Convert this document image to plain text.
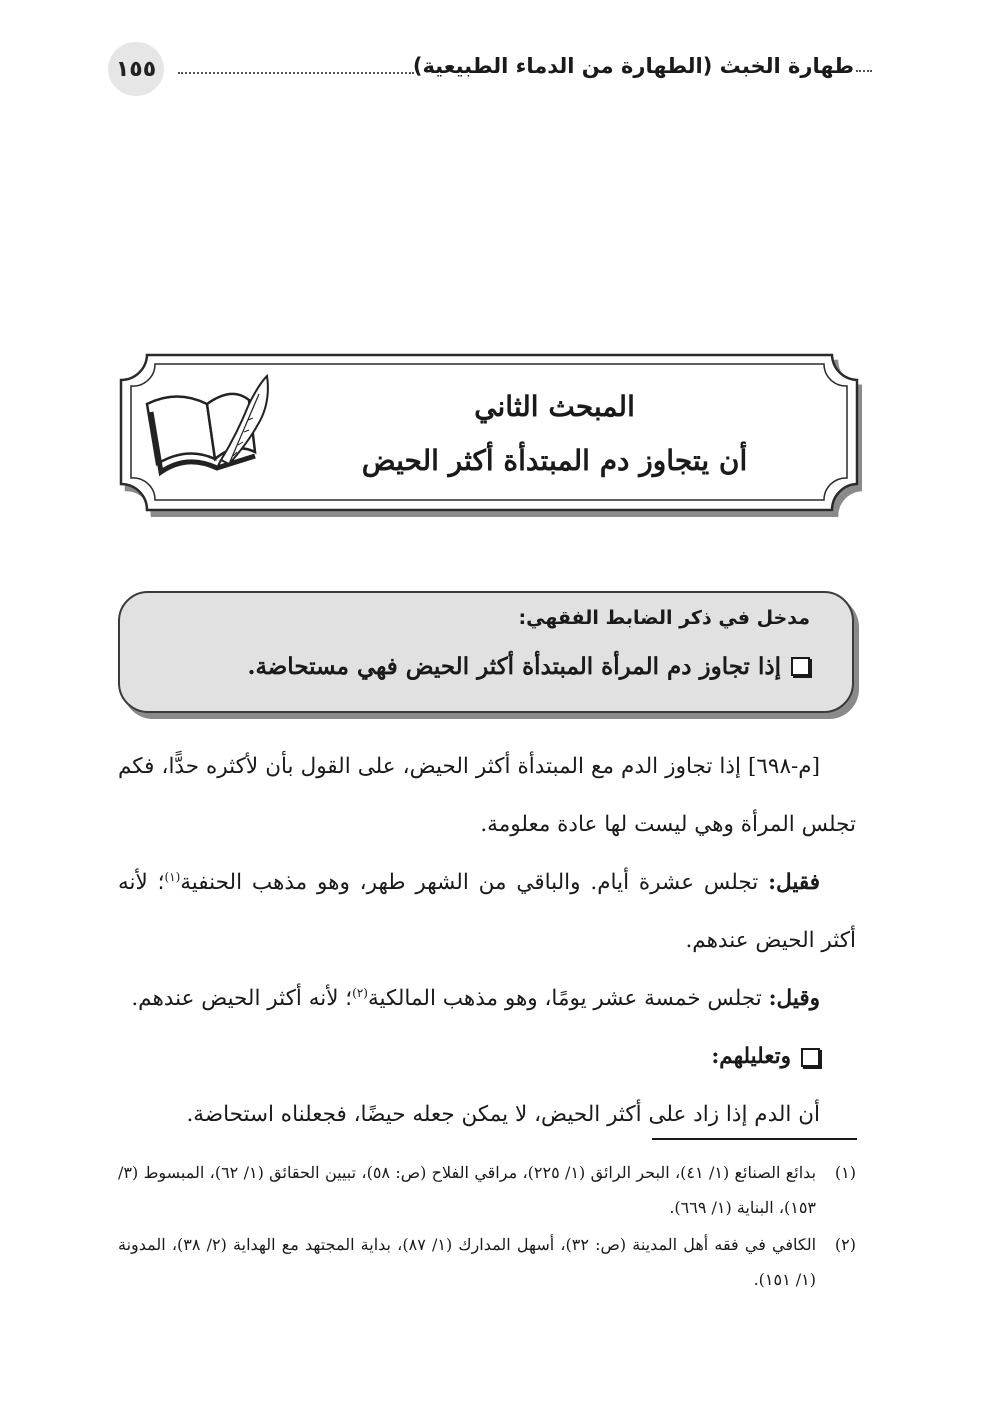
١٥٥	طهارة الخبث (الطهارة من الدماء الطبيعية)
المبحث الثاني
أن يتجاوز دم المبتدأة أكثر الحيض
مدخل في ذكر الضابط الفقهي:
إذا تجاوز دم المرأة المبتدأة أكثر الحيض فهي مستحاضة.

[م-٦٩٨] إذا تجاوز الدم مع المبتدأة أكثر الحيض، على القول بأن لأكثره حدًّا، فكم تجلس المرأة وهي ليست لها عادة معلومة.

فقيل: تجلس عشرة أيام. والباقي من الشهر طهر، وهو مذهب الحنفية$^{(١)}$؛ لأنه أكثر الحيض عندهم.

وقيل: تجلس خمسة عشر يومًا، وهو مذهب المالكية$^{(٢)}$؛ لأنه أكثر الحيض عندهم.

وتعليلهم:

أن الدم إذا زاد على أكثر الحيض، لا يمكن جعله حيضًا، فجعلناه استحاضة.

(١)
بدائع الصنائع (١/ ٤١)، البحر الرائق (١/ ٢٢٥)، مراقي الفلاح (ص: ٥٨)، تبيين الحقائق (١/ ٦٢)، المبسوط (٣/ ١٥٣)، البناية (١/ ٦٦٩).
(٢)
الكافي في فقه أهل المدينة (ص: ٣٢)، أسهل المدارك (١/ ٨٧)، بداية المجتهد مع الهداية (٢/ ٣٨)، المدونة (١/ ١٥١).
---
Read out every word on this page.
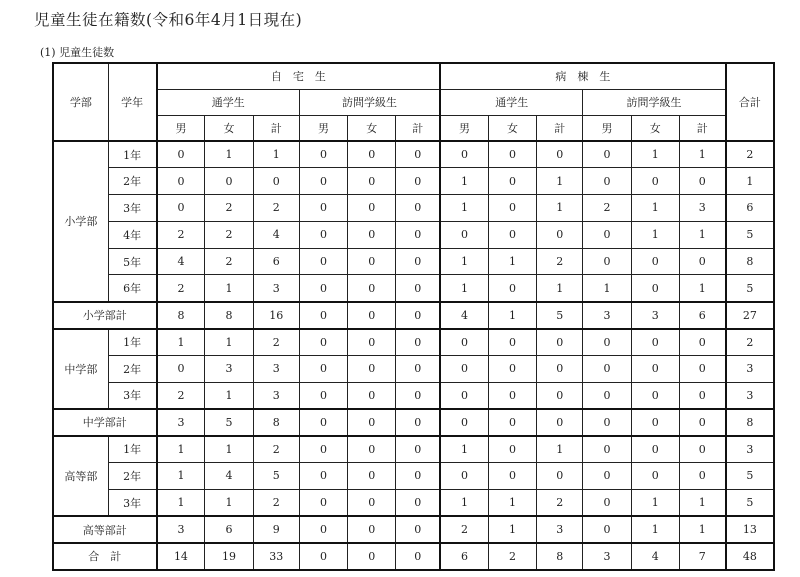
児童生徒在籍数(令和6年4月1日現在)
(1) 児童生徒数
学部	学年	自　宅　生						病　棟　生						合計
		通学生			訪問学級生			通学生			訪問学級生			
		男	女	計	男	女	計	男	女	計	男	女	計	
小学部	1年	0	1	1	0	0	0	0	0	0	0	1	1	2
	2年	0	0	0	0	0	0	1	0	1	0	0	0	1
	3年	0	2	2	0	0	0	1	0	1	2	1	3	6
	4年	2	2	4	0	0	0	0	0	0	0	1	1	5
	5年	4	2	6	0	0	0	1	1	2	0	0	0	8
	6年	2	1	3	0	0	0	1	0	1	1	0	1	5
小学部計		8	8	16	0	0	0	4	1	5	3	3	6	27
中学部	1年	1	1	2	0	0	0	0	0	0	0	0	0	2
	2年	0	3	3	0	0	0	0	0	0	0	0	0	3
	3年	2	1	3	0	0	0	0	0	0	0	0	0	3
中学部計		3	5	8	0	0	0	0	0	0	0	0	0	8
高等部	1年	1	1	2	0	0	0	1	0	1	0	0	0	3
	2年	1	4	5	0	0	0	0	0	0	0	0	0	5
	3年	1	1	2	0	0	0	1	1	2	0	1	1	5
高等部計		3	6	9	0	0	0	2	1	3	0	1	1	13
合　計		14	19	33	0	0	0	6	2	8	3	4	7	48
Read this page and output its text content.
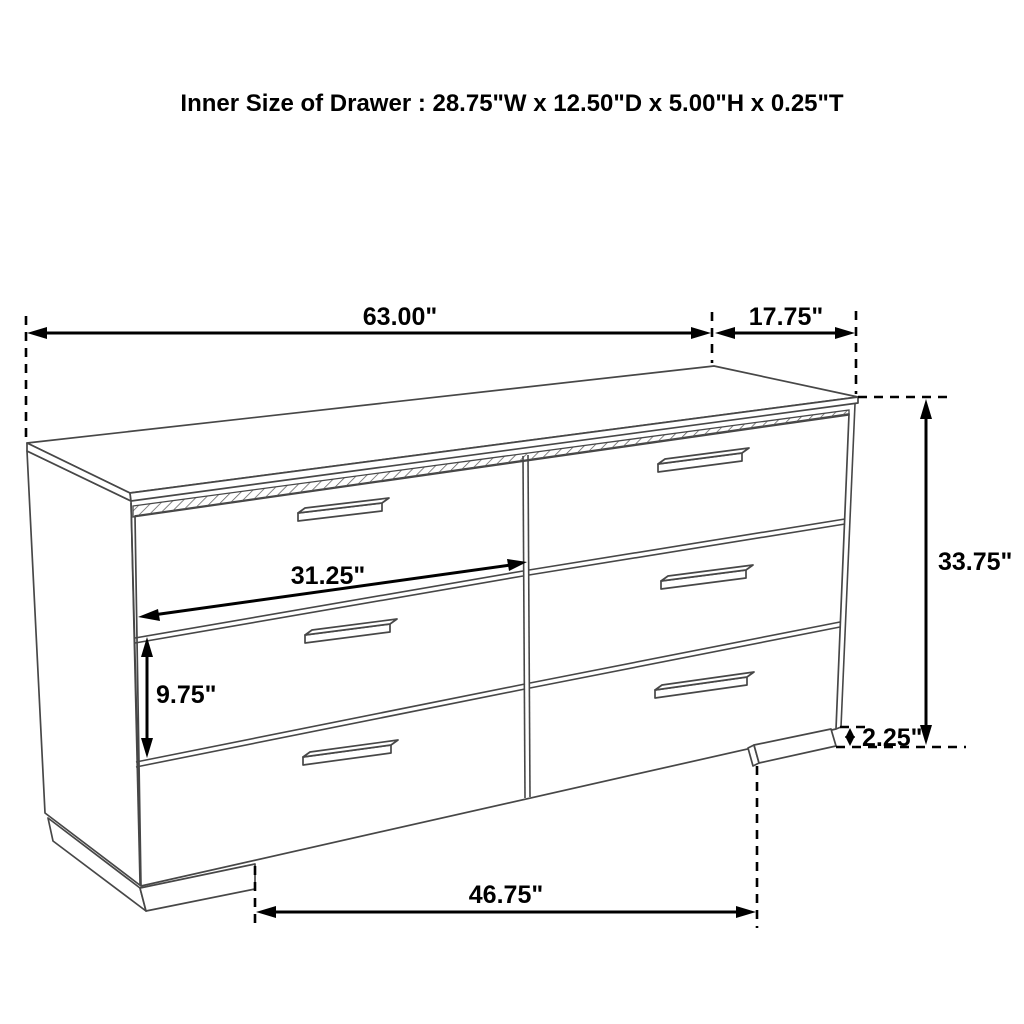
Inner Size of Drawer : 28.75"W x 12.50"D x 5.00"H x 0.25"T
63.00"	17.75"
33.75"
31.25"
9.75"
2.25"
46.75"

▶ Directions for this task: Gather up every line from the listing above in which the word "عندهم" occurs.

▶ Response below:
فقيل: تجلس عشرة أيام. والباقي من الشهر طهر، وهو مذهب الحنفية$^{(١)}$؛ لأنه أكثر الحيض عندهم.
وقيل: تجلس خمسة عشر يومًا، وهو مذهب المالكية$^{(٢)}$؛ لأنه أكثر الحيض عندهم.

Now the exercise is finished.